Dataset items
━━━

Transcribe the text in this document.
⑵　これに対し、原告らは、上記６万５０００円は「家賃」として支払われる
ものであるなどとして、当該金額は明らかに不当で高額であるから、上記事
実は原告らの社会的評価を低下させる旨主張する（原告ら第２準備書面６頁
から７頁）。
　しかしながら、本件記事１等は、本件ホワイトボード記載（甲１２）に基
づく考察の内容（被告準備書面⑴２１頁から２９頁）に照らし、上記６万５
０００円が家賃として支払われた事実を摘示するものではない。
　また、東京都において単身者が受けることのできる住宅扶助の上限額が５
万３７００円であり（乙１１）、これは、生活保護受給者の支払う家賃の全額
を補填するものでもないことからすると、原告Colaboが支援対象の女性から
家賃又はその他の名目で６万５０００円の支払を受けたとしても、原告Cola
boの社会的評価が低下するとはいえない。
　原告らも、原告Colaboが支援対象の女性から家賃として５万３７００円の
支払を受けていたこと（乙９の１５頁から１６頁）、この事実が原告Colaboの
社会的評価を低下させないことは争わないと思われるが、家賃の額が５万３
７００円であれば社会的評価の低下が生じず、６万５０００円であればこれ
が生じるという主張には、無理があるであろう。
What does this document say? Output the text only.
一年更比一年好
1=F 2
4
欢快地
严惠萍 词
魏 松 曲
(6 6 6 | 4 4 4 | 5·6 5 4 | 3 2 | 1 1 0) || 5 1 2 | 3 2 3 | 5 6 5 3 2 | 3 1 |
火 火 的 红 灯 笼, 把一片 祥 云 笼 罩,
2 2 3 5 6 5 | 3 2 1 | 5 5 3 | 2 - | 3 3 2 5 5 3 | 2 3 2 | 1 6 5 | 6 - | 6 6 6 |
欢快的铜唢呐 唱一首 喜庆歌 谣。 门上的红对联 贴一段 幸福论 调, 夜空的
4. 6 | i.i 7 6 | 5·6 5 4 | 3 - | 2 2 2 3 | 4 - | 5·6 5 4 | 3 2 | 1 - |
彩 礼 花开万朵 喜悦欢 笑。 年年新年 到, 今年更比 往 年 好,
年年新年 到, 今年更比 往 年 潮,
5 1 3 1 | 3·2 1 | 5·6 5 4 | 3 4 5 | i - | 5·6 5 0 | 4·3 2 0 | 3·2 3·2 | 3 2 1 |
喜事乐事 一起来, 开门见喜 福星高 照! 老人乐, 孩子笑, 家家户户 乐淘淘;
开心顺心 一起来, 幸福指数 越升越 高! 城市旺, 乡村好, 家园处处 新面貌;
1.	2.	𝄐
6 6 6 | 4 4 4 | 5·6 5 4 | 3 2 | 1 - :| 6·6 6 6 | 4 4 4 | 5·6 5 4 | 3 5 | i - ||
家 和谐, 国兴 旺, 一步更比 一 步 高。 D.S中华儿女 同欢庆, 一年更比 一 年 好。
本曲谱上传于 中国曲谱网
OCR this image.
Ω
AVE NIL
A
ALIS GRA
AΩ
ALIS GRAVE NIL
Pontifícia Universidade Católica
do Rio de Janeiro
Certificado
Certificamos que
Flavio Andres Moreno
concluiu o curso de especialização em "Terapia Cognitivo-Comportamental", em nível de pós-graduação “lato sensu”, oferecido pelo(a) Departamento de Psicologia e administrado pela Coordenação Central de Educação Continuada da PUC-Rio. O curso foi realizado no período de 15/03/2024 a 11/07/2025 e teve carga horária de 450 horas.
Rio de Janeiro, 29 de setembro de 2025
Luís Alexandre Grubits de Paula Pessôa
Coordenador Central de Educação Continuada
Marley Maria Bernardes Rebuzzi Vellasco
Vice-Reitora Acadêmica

━━━

▶ _TO DO_: Set down all of the entries exactly, please.

▶ _TASK SOLUTION_:
Transcribe the text in this document.
⑵　これに対し、原告らは、上記６万５０００円は「家賃」として支払われる
ものであるなどとして、当該金額は明らかに不当で高額であるから、上記事
実は原告らの社会的評価を低下させる旨主張する（原告ら第２準備書面６頁
から７頁）。
　しかしながら、本件記事１等は、本件ホワイトボード記載（甲１２）に基
づく考察の内容（被告準備書面⑴２１頁から２９頁）に照らし、上記６万５
０００円が家賃として支払われた事実を摘示するものではない。
　また、東京都において単身者が受けることのできる住宅扶助の上限額が５
万３７００円であり（乙１１）、これは、生活保護受給者の支払う家賃の全額
を補填するものでもないことからすると、原告Colaboが支援対象の女性から
家賃又はその他の名目で６万５０００円の支払を受けたとしても、原告Cola
boの社会的評価が低下するとはいえない。
　原告らも、原告Colaboが支援対象の女性から家賃として５万３７００円の
支払を受けていたこと（乙９の１５頁から１６頁）、この事実が原告Colaboの
社会的評価を低下させないことは争わないと思われるが、家賃の額が５万３
７００円であれば社会的評価の低下が生じず、６万５０００円であればこれ
が生じるという主張には、無理があるであろう。
What does this document say? Output the text only.
一年更比一年好
1=F 2
4
欢快地
严惠萍 词
魏 松 曲
(6 6 6 | 4 4 4 | 5·6 5 4 | 3 2 | 1 1 0) || 5 1 2 | 3 2 3 | 5 6 5 3 2 | 3 1 |
火 火 的 红 灯 笼, 把一片 祥 云 笼 罩,
2 2 3 5 6 5 | 3 2 1 | 5 5 3 | 2 - | 3 3 2 5 5 3 | 2 3 2 | 1 6 5 | 6 - | 6 6 6 |
欢快的铜唢呐 唱一首 喜庆歌 谣。 门上的红对联 贴一段 幸福论 调, 夜空的
4. 6 | i.i 7 6 | 5·6 5 4 | 3 - | 2 2 2 3 | 4 - | 5·6 5 4 | 3 2 | 1 - |
彩 礼 花开万朵 喜悦欢 笑。 年年新年 到, 今年更比 往 年 好,
年年新年 到, 今年更比 往 年 潮,
5 1 3 1 | 3·2 1 | 5·6 5 4 | 3 4 5 | i - | 5·6 5 0 | 4·3 2 0 | 3·2 3·2 | 3 2 1 |
喜事乐事 一起来, 开门见喜 福星高 照! 老人乐, 孩子笑, 家家户户 乐淘淘;
开心顺心 一起来, 幸福指数 越升越 高! 城市旺, 乡村好, 家园处处 新面貌;
1.	2.	𝄐
6 6 6 | 4 4 4 | 5·6 5 4 | 3 2 | 1 - :| 6·6 6 6 | 4 4 4 | 5·6 5 4 | 3 5 | i - ||
家 和谐, 国兴 旺, 一步更比 一 步 高。 D.S中华儿女 同欢庆, 一年更比 一 年 好。
本曲谱上传于 中国曲谱网
OCR this image.
Ω
AVE NIL
A
ALIS GRA
AΩ
ALIS GRAVE NIL
Pontifícia Universidade Católica
do Rio de Janeiro
Certificado
Certificamos que
Flavio Andres Moreno
concluiu o curso de especialização em "Terapia Cognitivo-Comportamental", em nível de pós-graduação “lato sensu”, oferecido pelo(a) Departamento de Psicologia e administrado pela Coordenação Central de Educação Continuada da PUC-Rio. O curso foi realizado no período de 15/03/2024 a 11/07/2025 e teve carga horária de 450 horas.
Rio de Janeiro, 29 de setembro de 2025
Luís Alexandre Grubits de Paula Pessôa
Coordenador Central de Educação Continuada
Marley Maria Bernardes Rebuzzi Vellasco
Vice-Reitora Acadêmica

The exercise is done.